↓

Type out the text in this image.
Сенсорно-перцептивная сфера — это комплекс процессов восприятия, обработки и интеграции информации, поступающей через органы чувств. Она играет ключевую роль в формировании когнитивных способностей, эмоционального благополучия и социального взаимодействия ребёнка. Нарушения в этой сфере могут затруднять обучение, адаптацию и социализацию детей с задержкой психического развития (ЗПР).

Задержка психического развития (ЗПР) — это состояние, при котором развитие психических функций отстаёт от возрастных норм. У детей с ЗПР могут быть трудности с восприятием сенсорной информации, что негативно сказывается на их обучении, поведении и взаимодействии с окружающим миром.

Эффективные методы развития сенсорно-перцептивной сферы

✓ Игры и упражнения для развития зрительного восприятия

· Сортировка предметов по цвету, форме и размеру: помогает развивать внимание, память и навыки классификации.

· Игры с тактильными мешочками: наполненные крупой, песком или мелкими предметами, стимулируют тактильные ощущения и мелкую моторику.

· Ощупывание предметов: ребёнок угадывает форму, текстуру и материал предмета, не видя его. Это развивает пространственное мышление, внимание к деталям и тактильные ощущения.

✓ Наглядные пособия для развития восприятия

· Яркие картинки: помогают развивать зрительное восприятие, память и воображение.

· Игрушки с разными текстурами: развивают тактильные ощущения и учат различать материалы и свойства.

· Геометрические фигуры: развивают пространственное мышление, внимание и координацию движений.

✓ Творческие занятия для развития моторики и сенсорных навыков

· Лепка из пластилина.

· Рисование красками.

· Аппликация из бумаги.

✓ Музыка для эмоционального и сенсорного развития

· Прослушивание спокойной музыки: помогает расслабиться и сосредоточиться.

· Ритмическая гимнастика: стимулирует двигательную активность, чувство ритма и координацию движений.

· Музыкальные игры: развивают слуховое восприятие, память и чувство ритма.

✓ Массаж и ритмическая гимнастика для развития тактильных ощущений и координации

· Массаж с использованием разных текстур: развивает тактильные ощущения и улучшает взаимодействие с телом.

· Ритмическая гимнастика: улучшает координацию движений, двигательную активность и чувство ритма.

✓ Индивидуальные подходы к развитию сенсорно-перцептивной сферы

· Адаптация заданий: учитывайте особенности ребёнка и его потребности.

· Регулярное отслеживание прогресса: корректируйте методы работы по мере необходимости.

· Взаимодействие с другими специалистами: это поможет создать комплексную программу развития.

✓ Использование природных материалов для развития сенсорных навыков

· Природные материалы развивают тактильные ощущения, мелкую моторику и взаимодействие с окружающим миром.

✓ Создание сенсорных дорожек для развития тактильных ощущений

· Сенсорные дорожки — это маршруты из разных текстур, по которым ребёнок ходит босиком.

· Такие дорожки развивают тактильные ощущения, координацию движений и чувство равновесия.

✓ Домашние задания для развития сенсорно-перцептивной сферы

↑

**The task:** Extract every line of the records above that contains the word "ребёнка".

**Full solution:**
Сенсорно-перцептивная сфера — это комплекс процессов восприятия, обработки и интеграции информации, поступающей через органы чувств. Она играет ключевую роль в формировании когнитивных способностей, эмоционального благополучия и социального взаимодействия ребёнка. Нарушения в этой сфере могут затруднять обучение, адаптацию и социализацию детей с задержкой психического развития (ЗПР).
· Адаптация заданий: учитывайте особенности ребёнка и его потребности.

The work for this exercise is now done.